Directions for this task:
Your task is to extract every line from the material below exactly.

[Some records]
• • • •
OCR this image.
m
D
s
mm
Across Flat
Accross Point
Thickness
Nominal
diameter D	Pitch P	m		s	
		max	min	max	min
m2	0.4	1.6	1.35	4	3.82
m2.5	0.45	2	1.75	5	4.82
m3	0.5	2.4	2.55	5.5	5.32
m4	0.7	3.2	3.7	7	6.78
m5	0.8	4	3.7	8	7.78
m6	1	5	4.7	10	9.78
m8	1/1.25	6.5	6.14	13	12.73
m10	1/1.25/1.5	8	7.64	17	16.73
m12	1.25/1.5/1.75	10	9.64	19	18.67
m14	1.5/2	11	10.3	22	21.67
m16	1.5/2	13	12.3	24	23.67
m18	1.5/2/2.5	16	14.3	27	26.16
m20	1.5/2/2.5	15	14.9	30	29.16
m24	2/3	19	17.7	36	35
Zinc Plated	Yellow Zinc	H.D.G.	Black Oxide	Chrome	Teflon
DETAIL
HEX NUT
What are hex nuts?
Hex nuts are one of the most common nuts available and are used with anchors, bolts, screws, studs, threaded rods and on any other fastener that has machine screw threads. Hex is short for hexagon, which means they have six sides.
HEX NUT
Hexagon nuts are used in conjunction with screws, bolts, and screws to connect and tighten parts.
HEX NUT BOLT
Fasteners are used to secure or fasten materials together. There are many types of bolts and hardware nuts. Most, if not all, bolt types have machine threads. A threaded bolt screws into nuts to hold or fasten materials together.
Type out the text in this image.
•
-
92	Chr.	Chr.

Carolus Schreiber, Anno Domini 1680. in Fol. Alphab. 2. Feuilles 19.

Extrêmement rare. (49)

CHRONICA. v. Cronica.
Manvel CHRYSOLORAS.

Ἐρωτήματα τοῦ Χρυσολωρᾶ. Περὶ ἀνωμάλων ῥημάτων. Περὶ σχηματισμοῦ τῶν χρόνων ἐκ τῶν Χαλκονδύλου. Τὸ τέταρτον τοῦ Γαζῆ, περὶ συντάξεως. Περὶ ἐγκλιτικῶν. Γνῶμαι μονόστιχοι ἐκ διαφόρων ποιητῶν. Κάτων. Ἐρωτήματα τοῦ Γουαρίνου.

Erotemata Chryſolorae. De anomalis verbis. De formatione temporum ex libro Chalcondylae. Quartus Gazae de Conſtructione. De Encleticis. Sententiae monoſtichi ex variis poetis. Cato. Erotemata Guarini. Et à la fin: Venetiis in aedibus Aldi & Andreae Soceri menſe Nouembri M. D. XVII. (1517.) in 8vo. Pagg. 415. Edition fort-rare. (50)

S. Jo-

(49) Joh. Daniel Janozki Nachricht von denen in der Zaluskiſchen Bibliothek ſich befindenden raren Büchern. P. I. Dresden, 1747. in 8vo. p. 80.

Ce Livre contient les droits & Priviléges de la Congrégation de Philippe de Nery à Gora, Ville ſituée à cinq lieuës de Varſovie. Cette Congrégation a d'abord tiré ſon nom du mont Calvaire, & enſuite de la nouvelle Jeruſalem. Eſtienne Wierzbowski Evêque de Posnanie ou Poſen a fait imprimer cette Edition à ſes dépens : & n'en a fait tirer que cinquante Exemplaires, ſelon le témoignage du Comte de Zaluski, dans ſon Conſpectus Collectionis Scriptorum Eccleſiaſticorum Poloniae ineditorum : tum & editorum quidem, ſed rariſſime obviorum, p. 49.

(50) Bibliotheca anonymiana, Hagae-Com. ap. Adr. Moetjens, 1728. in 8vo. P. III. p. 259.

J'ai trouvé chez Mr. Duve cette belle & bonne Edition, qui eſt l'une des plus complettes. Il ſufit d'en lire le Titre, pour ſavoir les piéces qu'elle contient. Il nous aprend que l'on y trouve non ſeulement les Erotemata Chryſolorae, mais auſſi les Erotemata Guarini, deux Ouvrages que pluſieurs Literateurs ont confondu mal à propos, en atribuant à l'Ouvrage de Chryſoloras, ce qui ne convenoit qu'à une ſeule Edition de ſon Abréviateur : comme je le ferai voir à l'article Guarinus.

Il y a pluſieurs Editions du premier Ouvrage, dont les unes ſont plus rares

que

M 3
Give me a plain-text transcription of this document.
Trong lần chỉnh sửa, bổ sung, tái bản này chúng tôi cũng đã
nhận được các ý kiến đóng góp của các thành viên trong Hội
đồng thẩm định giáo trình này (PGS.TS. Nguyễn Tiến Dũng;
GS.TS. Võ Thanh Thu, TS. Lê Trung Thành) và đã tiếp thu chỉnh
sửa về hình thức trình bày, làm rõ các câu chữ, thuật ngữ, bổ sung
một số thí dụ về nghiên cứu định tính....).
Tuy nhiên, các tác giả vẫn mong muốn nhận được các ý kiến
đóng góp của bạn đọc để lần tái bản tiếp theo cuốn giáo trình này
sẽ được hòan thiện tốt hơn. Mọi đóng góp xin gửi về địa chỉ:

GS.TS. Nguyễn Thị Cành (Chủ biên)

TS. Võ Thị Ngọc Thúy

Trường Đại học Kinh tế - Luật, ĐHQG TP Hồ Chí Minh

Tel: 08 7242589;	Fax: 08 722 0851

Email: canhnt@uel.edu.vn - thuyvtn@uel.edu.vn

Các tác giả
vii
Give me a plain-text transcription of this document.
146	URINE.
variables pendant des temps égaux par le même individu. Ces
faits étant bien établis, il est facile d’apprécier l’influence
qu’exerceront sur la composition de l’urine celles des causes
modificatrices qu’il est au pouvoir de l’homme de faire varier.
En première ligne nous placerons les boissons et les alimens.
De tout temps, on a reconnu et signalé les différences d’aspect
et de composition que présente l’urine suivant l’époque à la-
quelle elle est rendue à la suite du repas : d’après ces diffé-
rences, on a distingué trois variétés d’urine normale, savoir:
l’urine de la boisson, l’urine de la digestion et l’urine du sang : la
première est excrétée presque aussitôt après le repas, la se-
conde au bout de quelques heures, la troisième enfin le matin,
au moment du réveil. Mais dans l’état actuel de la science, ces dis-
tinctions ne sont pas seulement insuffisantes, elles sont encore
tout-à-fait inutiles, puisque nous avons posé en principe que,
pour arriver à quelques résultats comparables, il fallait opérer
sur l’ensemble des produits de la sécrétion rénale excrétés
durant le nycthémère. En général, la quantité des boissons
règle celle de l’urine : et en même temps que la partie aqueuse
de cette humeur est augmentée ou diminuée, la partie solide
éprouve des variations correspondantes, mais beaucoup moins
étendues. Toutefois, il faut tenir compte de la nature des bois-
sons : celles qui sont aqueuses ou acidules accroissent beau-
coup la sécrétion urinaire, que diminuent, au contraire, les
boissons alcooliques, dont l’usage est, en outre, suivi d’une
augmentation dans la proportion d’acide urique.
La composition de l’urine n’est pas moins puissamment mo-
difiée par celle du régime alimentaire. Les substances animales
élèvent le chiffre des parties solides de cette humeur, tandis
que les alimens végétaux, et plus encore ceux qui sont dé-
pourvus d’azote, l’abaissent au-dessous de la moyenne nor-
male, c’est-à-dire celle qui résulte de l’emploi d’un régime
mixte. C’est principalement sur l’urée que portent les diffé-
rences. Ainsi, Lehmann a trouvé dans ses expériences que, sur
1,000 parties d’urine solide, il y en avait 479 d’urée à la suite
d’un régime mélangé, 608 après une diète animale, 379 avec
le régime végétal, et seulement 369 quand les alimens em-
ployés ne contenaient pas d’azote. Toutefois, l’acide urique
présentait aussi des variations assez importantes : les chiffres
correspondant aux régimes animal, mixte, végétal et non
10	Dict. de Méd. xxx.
• • • •
The result:
OCR this image.
m
D
s
mm
Across Flat
Accross Point
Thickness
Nominal
diameter D	Pitch P	m		s	
		max	min	max	min
m2	0.4	1.6	1.35	4	3.82
m2.5	0.45	2	1.75	5	4.82
m3	0.5	2.4	2.55	5.5	5.32
m4	0.7	3.2	3.7	7	6.78
m5	0.8	4	3.7	8	7.78
m6	1	5	4.7	10	9.78
m8	1/1.25	6.5	6.14	13	12.73
m10	1/1.25/1.5	8	7.64	17	16.73
m12	1.25/1.5/1.75	10	9.64	19	18.67
m14	1.5/2	11	10.3	22	21.67
m16	1.5/2	13	12.3	24	23.67
m18	1.5/2/2.5	16	14.3	27	26.16
m20	1.5/2/2.5	15	14.9	30	29.16
m24	2/3	19	17.7	36	35
Zinc Plated	Yellow Zinc	H.D.G.	Black Oxide	Chrome	Teflon
DETAIL
HEX NUT
What are hex nuts?
Hex nuts are one of the most common nuts available and are used with anchors, bolts, screws, studs, threaded rods and on any other fastener that has machine screw threads. Hex is short for hexagon, which means they have six sides.
HEX NUT
Hexagon nuts are used in conjunction with screws, bolts, and screws to connect and tighten parts.
HEX NUT BOLT
Fasteners are used to secure or fasten materials together. There are many types of bolts and hardware nuts. Most, if not all, bolt types have machine threads. A threaded bolt screws into nuts to hold or fasten materials together.
Type out the text in this image.
•
-
92	Chr.	Chr.

Carolus Schreiber, Anno Domini 1680. in Fol. Alphab. 2. Feuilles 19.

Extrêmement rare. (49)

CHRONICA. v. Cronica.
Manvel CHRYSOLORAS.

Ἐρωτήματα τοῦ Χρυσολωρᾶ. Περὶ ἀνωμάλων ῥημάτων. Περὶ σχηματισμοῦ τῶν χρόνων ἐκ τῶν Χαλκονδύλου. Τὸ τέταρτον τοῦ Γαζῆ, περὶ συντάξεως. Περὶ ἐγκλιτικῶν. Γνῶμαι μονόστιχοι ἐκ διαφόρων ποιητῶν. Κάτων. Ἐρωτήματα τοῦ Γουαρίνου.

Erotemata Chryſolorae. De anomalis verbis. De formatione temporum ex libro Chalcondylae. Quartus Gazae de Conſtructione. De Encleticis. Sententiae monoſtichi ex variis poetis. Cato. Erotemata Guarini. Et à la fin: Venetiis in aedibus Aldi & Andreae Soceri menſe Nouembri M. D. XVII. (1517.) in 8vo. Pagg. 415. Edition fort-rare. (50)

S. Jo-

(49) Joh. Daniel Janozki Nachricht von denen in der Zaluskiſchen Bibliothek ſich befindenden raren Büchern. P. I. Dresden, 1747. in 8vo. p. 80.

Ce Livre contient les droits & Priviléges de la Congrégation de Philippe de Nery à Gora, Ville ſituée à cinq lieuës de Varſovie. Cette Congrégation a d'abord tiré ſon nom du mont Calvaire, & enſuite de la nouvelle Jeruſalem. Eſtienne Wierzbowski Evêque de Posnanie ou Poſen a fait imprimer cette Edition à ſes dépens : & n'en a fait tirer que cinquante Exemplaires, ſelon le témoignage du Comte de Zaluski, dans ſon Conſpectus Collectionis Scriptorum Eccleſiaſticorum Poloniae ineditorum : tum & editorum quidem, ſed rariſſime obviorum, p. 49.

(50) Bibliotheca anonymiana, Hagae-Com. ap. Adr. Moetjens, 1728. in 8vo. P. III. p. 259.

J'ai trouvé chez Mr. Duve cette belle & bonne Edition, qui eſt l'une des plus complettes. Il ſufit d'en lire le Titre, pour ſavoir les piéces qu'elle contient. Il nous aprend que l'on y trouve non ſeulement les Erotemata Chryſolorae, mais auſſi les Erotemata Guarini, deux Ouvrages que pluſieurs Literateurs ont confondu mal à propos, en atribuant à l'Ouvrage de Chryſoloras, ce qui ne convenoit qu'à une ſeule Edition de ſon Abréviateur : comme je le ferai voir à l'article Guarinus.

Il y a pluſieurs Editions du premier Ouvrage, dont les unes ſont plus rares

que

M 3
Give me a plain-text transcription of this document.
Trong lần chỉnh sửa, bổ sung, tái bản này chúng tôi cũng đã
nhận được các ý kiến đóng góp của các thành viên trong Hội
đồng thẩm định giáo trình này (PGS.TS. Nguyễn Tiến Dũng;
GS.TS. Võ Thanh Thu, TS. Lê Trung Thành) và đã tiếp thu chỉnh
sửa về hình thức trình bày, làm rõ các câu chữ, thuật ngữ, bổ sung
một số thí dụ về nghiên cứu định tính....).
Tuy nhiên, các tác giả vẫn mong muốn nhận được các ý kiến
đóng góp của bạn đọc để lần tái bản tiếp theo cuốn giáo trình này
sẽ được hòan thiện tốt hơn. Mọi đóng góp xin gửi về địa chỉ:

GS.TS. Nguyễn Thị Cành (Chủ biên)

TS. Võ Thị Ngọc Thúy

Trường Đại học Kinh tế - Luật, ĐHQG TP Hồ Chí Minh

Tel: 08 7242589;	Fax: 08 722 0851

Email: canhnt@uel.edu.vn - thuyvtn@uel.edu.vn

Các tác giả
vii
Give me a plain-text transcription of this document.
146	URINE.
variables pendant des temps égaux par le même individu. Ces
faits étant bien établis, il est facile d’apprécier l’influence
qu’exerceront sur la composition de l’urine celles des causes
modificatrices qu’il est au pouvoir de l’homme de faire varier.
En première ligne nous placerons les boissons et les alimens.
De tout temps, on a reconnu et signalé les différences d’aspect
et de composition que présente l’urine suivant l’époque à la-
quelle elle est rendue à la suite du repas : d’après ces diffé-
rences, on a distingué trois variétés d’urine normale, savoir:
l’urine de la boisson, l’urine de la digestion et l’urine du sang : la
première est excrétée presque aussitôt après le repas, la se-
conde au bout de quelques heures, la troisième enfin le matin,
au moment du réveil. Mais dans l’état actuel de la science, ces dis-
tinctions ne sont pas seulement insuffisantes, elles sont encore
tout-à-fait inutiles, puisque nous avons posé en principe que,
pour arriver à quelques résultats comparables, il fallait opérer
sur l’ensemble des produits de la sécrétion rénale excrétés
durant le nycthémère. En général, la quantité des boissons
règle celle de l’urine : et en même temps que la partie aqueuse
de cette humeur est augmentée ou diminuée, la partie solide
éprouve des variations correspondantes, mais beaucoup moins
étendues. Toutefois, il faut tenir compte de la nature des bois-
sons : celles qui sont aqueuses ou acidules accroissent beau-
coup la sécrétion urinaire, que diminuent, au contraire, les
boissons alcooliques, dont l’usage est, en outre, suivi d’une
augmentation dans la proportion d’acide urique.
La composition de l’urine n’est pas moins puissamment mo-
difiée par celle du régime alimentaire. Les substances animales
élèvent le chiffre des parties solides de cette humeur, tandis
que les alimens végétaux, et plus encore ceux qui sont dé-
pourvus d’azote, l’abaissent au-dessous de la moyenne nor-
male, c’est-à-dire celle qui résulte de l’emploi d’un régime
mixte. C’est principalement sur l’urée que portent les diffé-
rences. Ainsi, Lehmann a trouvé dans ses expériences que, sur
1,000 parties d’urine solide, il y en avait 479 d’urée à la suite
d’un régime mélangé, 608 après une diète animale, 379 avec
le régime végétal, et seulement 369 quand les alimens em-
ployés ne contenaient pas d’azote. Toutefois, l’acide urique
présentait aussi des variations assez importantes : les chiffres
correspondant aux régimes animal, mixte, végétal et non
10	Dict. de Méd. xxx.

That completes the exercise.